Extracted data entries

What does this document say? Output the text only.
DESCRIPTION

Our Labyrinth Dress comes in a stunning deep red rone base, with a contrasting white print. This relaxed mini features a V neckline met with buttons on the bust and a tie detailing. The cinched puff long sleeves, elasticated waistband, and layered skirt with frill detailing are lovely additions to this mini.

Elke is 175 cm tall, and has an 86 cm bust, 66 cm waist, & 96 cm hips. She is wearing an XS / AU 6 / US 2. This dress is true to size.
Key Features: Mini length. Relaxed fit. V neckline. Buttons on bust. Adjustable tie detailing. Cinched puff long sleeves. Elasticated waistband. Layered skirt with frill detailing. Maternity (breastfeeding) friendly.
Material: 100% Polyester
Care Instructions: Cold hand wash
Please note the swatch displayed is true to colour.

Required work
Here, the records must be output exactly and in full.

Task output
What does this document say? Output the text only.
DESCRIPTION

Our Labyrinth Dress comes in a stunning deep red rone base, with a contrasting white print. This relaxed mini features a V neckline met with buttons on the bust and a tie detailing. The cinched puff long sleeves, elasticated waistband, and layered skirt with frill detailing are lovely additions to this mini.

Elke is 175 cm tall, and has an 86 cm bust, 66 cm waist, & 96 cm hips. She is wearing an XS / AU 6 / US 2. This dress is true to size.
Key Features: Mini length. Relaxed fit. V neckline. Buttons on bust. Adjustable tie detailing. Cinched puff long sleeves. Elasticated waistband. Layered skirt with frill detailing. Maternity (breastfeeding) friendly.
Material: 100% Polyester
Care Instructions: Cold hand wash
Please note the swatch displayed is true to colour.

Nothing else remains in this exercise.